● STATED EXERCISE
Copy each entry as it stands, leaving nothing out.

(Raw records)
+---+
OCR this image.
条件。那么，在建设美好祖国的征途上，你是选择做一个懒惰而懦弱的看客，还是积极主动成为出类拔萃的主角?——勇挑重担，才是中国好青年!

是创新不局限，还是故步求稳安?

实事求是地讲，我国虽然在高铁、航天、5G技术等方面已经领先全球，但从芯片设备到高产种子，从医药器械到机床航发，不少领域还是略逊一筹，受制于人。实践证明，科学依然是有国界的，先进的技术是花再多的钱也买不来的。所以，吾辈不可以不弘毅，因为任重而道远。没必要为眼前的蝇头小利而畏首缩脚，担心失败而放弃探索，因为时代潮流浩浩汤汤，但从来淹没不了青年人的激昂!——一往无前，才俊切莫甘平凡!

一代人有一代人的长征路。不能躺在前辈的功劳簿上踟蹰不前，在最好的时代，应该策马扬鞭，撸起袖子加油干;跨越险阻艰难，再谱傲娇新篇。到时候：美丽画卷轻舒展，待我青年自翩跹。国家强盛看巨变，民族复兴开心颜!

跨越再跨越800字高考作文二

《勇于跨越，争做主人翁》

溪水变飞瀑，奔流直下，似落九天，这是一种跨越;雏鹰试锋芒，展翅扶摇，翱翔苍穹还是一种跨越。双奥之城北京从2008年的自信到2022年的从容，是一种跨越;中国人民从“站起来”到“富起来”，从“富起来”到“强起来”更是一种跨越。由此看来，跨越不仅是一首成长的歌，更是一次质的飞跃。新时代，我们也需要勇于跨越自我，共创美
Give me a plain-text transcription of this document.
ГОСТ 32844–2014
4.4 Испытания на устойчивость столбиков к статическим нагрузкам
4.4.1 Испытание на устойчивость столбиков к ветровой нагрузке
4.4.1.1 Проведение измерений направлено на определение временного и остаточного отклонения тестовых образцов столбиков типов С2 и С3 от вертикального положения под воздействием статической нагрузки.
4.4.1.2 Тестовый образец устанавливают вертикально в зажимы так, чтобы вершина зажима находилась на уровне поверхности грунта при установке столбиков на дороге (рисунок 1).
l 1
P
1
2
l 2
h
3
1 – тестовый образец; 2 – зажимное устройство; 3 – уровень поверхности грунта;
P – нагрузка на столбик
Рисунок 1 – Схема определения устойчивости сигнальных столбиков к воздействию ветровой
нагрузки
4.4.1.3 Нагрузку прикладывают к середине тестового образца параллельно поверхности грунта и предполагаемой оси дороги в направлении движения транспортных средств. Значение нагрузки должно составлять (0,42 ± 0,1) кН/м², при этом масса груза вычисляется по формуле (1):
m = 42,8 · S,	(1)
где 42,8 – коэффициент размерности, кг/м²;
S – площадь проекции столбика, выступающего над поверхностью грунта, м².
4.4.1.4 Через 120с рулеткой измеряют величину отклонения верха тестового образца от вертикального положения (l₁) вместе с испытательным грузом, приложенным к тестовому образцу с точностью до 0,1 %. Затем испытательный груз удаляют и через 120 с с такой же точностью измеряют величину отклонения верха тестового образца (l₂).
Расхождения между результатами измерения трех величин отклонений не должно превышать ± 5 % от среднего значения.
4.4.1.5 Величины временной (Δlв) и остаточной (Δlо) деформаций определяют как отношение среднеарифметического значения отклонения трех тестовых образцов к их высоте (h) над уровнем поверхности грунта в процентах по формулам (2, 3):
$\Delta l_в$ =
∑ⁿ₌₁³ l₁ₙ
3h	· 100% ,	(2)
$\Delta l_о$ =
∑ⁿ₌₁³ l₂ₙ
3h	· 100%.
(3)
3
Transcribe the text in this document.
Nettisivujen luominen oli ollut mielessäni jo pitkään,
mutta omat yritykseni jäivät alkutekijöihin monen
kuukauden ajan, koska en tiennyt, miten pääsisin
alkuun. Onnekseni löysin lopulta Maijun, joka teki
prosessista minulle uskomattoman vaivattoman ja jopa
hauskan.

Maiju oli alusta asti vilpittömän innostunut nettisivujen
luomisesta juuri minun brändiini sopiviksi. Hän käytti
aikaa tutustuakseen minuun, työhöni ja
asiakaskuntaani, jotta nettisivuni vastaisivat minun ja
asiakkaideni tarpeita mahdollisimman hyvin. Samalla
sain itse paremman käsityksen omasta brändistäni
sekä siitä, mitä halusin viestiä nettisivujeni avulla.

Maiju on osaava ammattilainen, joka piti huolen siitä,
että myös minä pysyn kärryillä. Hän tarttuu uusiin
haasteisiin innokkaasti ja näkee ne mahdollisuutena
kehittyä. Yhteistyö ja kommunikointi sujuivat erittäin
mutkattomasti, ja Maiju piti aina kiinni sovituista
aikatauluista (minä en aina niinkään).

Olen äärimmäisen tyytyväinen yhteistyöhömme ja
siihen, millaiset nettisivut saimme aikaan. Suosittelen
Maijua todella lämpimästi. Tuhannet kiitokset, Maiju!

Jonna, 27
+---+
● RESPONSE FOR THIS EXERCISE
OCR this image.
条件。那么，在建设美好祖国的征途上，你是选择做一个懒惰而懦弱的看客，还是积极主动成为出类拔萃的主角?——勇挑重担，才是中国好青年!

是创新不局限，还是故步求稳安?

实事求是地讲，我国虽然在高铁、航天、5G技术等方面已经领先全球，但从芯片设备到高产种子，从医药器械到机床航发，不少领域还是略逊一筹，受制于人。实践证明，科学依然是有国界的，先进的技术是花再多的钱也买不来的。所以，吾辈不可以不弘毅，因为任重而道远。没必要为眼前的蝇头小利而畏首缩脚，担心失败而放弃探索，因为时代潮流浩浩汤汤，但从来淹没不了青年人的激昂!——一往无前，才俊切莫甘平凡!

一代人有一代人的长征路。不能躺在前辈的功劳簿上踟蹰不前，在最好的时代，应该策马扬鞭，撸起袖子加油干;跨越险阻艰难，再谱傲娇新篇。到时候：美丽画卷轻舒展，待我青年自翩跹。国家强盛看巨变，民族复兴开心颜!

跨越再跨越800字高考作文二

《勇于跨越，争做主人翁》

溪水变飞瀑，奔流直下，似落九天，这是一种跨越;雏鹰试锋芒，展翅扶摇，翱翔苍穹还是一种跨越。双奥之城北京从2008年的自信到2022年的从容，是一种跨越;中国人民从“站起来”到“富起来”，从“富起来”到“强起来”更是一种跨越。由此看来，跨越不仅是一首成长的歌，更是一次质的飞跃。新时代，我们也需要勇于跨越自我，共创美
Give me a plain-text transcription of this document.
ГОСТ 32844–2014
4.4 Испытания на устойчивость столбиков к статическим нагрузкам
4.4.1 Испытание на устойчивость столбиков к ветровой нагрузке
4.4.1.1 Проведение измерений направлено на определение временного и остаточного отклонения тестовых образцов столбиков типов С2 и С3 от вертикального положения под воздействием статической нагрузки.
4.4.1.2 Тестовый образец устанавливают вертикально в зажимы так, чтобы вершина зажима находилась на уровне поверхности грунта при установке столбиков на дороге (рисунок 1).
l 1
P
1
2
l 2
h
3
1 – тестовый образец; 2 – зажимное устройство; 3 – уровень поверхности грунта;
P – нагрузка на столбик
Рисунок 1 – Схема определения устойчивости сигнальных столбиков к воздействию ветровой
нагрузки
4.4.1.3 Нагрузку прикладывают к середине тестового образца параллельно поверхности грунта и предполагаемой оси дороги в направлении движения транспортных средств. Значение нагрузки должно составлять (0,42 ± 0,1) кН/м², при этом масса груза вычисляется по формуле (1):
m = 42,8 · S,	(1)
где 42,8 – коэффициент размерности, кг/м²;
S – площадь проекции столбика, выступающего над поверхностью грунта, м².
4.4.1.4 Через 120с рулеткой измеряют величину отклонения верха тестового образца от вертикального положения (l₁) вместе с испытательным грузом, приложенным к тестовому образцу с точностью до 0,1 %. Затем испытательный груз удаляют и через 120 с с такой же точностью измеряют величину отклонения верха тестового образца (l₂).
Расхождения между результатами измерения трех величин отклонений не должно превышать ± 5 % от среднего значения.
4.4.1.5 Величины временной (Δlв) и остаточной (Δlо) деформаций определяют как отношение среднеарифметического значения отклонения трех тестовых образцов к их высоте (h) над уровнем поверхности грунта в процентах по формулам (2, 3):
$\Delta l_в$ =
∑ⁿ₌₁³ l₁ₙ
3h	· 100% ,	(2)
$\Delta l_о$ =
∑ⁿ₌₁³ l₂ₙ
3h	· 100%.
(3)
3
Transcribe the text in this document.
Nettisivujen luominen oli ollut mielessäni jo pitkään,
mutta omat yritykseni jäivät alkutekijöihin monen
kuukauden ajan, koska en tiennyt, miten pääsisin
alkuun. Onnekseni löysin lopulta Maijun, joka teki
prosessista minulle uskomattoman vaivattoman ja jopa
hauskan.

Maiju oli alusta asti vilpittömän innostunut nettisivujen
luomisesta juuri minun brändiini sopiviksi. Hän käytti
aikaa tutustuakseen minuun, työhöni ja
asiakaskuntaani, jotta nettisivuni vastaisivat minun ja
asiakkaideni tarpeita mahdollisimman hyvin. Samalla
sain itse paremman käsityksen omasta brändistäni
sekä siitä, mitä halusin viestiä nettisivujeni avulla.

Maiju on osaava ammattilainen, joka piti huolen siitä,
että myös minä pysyn kärryillä. Hän tarttuu uusiin
haasteisiin innokkaasti ja näkee ne mahdollisuutena
kehittyä. Yhteistyö ja kommunikointi sujuivat erittäin
mutkattomasti, ja Maiju piti aina kiinni sovituista
aikatauluista (minä en aina niinkään).

Olen äärimmäisen tyytyväinen yhteistyöhömme ja
siihen, millaiset nettisivut saimme aikaan. Suosittelen
Maijua todella lämpimästi. Tuhannet kiitokset, Maiju!

Jonna, 27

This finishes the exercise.